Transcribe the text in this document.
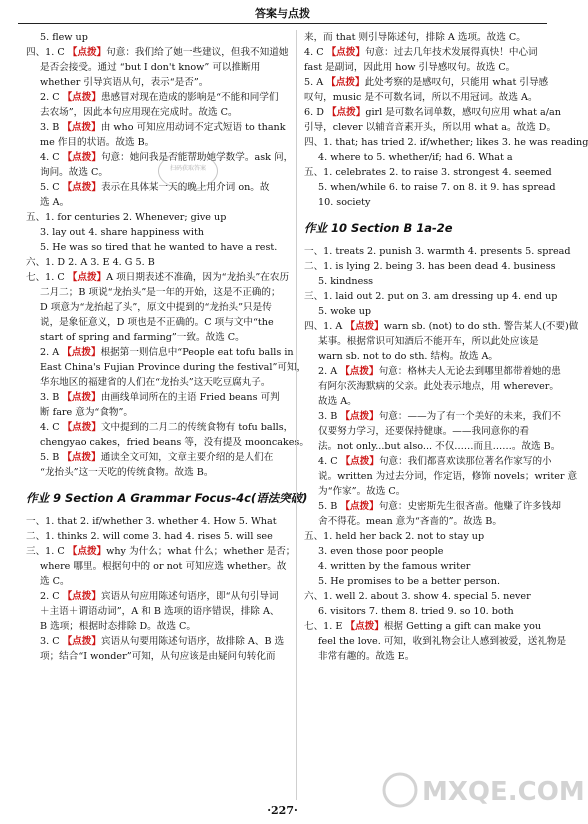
答案与点拨
5. flew up
四、1. C 【点拨】句意：我们给了她一些建议，但我不知道她
是否会接受。通过 “but I don't know” 可以推断用
whether 引导宾语从句，表示“是否”。
2. C 【点拨】患感冒对现在造成的影响是“不能和同学们
去农场”，因此本句应用现在完成时。故选 C。
3. B 【点拨】由 who 可知应用动词不定式短语 to thank
me 作目的状语。故选 B。
4. C 【点拨】句意：她问我是否能帮助她学数学。ask 问，
询问。故选 C。
5. C 【点拨】表示在具体某一天的晚上用介词 on。故
选 A。
五、1. for centuries 2. Whenever; give up
3. lay out 4. share happiness with
5. He was so tired that he wanted to have a rest.
六、1. D 2. A 3. E 4. G 5. B
七、1. C 【点拨】A 项日期表述不准确，因为“龙抬头”在农历
二月二；B 项说“龙抬头”是一年的开始，这是不正确的；
D 项意为“龙抬起了头”，原文中提到的“龙抬头”只是传
说，是象征意义，D 项也是不正确的。C 项与文中“the
start of spring and farming”一致。故选 C。
2. A 【点拨】根据第一则信息中“People eat tofu balls in
East China's Fujian Province during the festival”可知，
华东地区的福建省的人们在“龙抬头”这天吃豆腐丸子。
3. B 【点拨】由画线单词所在的主语 Fried beans 可判
断 fare 意为“食物”。
4. C 【点拨】文中提到的二月二的传统食物有 tofu balls，
chengyao cakes，fried beans 等，没有提及 mooncakes。
5. B 【点拨】通读全文可知，文章主要介绍的是人们在
“龙抬头”这一天吃的传统食物。故选 B。
作业 9 Section A Grammar Focus-4c(语法突破)
一、1. that 2. if/whether 3. whether 4. How 5. What
二、1. thinks 2. will come 3. had 4. rises 5. will see
三、1. C 【点拨】why 为什么；what 什么；whether 是否；
where 哪里。根据句中的 or not 可知应选 whether。故
选 C。
2. C 【点拨】宾语从句应用陈述句语序，即“从句引导词
＋主语＋谓语动词”，A 和 B 选项的语序错误，排除 A、
B 选项；根据时态排除 D。故选 C。
3. C 【点拨】宾语从句要用陈述句语序，故排除 A、B 选
项；结合“I wonder”可知，从句应该是由疑问句转化而
来，而 that 则引导陈述句，排除 A 选项。故选 C。
4. C 【点拨】句意：过去几年技术发展得真快！中心词
fast 是副词，因此用 how 引导感叹句。故选 C。
5. A 【点拨】此处考察的是感叹句，只能用 what 引导感
叹句，music 是不可数名词，所以不用冠词。故选 A。
6. D 【点拨】girl 是可数名词单数，感叹句应用 what a/an
引导，clever 以辅音音素开头，所以用 what a。故选 D。
四、1. that; has tried 2. if/whether; likes 3. he was reading
4. where to 5. whether/if; had 6. What a
五、1. celebrates 2. to raise 3. strongest 4. seemed
5. when/while 6. to raise 7. on 8. it 9. has spread
10. society
作业 10 Section B 1a-2e
一、1. treats 2. punish 3. warmth 4. presents 5. spread
二、1. is lying 2. being 3. has been dead 4. business
5. kindness
三、1. laid out 2. put on 3. am dressing up 4. end up
5. woke up
四、1. A 【点拨】warn sb. (not) to do sth. 警告某人(不要)做
某事。根据常识可知酒后不能开车，所以此处应该是
warn sb. not to do sth. 结构。故选 A。
2. A 【点拨】句意：格林夫人无论去到哪里都带着她的患
有阿尔茨海默病的父亲。此处表示地点，用 wherever。
故选 A。
3. B 【点拨】句意：——为了有一个美好的未来，我们不
仅要努力学习，还要保持健康。——我同意你的看
法。not only...but also... 不仅……而且……。故选 B。
4. C 【点拨】句意：我们都喜欢读那位著名作家写的小
说。written 为过去分词，作定语，修饰 novels；writer 意
为“作家”。故选 C。
5. B 【点拨】句意：史密斯先生很吝啬。他赚了许多钱却
舍不得花。mean 意为“吝啬的”。故选 B。
五、1. held her back 2. not to stay up
3. even those poor people
4. written by the famous writer
5. He promises to be a better person.
六、1. well 2. about 3. show 4. special 5. never
6. visitors 7. them 8. tried 9. so 10. both
七、1. E 【点拨】根据 Getting a gift can make you
feel the love. 可知，收到礼物会让人感到被爱，送礼物是
非常有趣的。故选 E。
扫码获取答案
MXQE.COM
·227·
+++
Task brief:
Scan the lines for the string "Section". Pick out every line that has it.

Task answer:
作业 9 Section A Grammar Focus-4c(语法突破)
作业 10 Section B 1a-2e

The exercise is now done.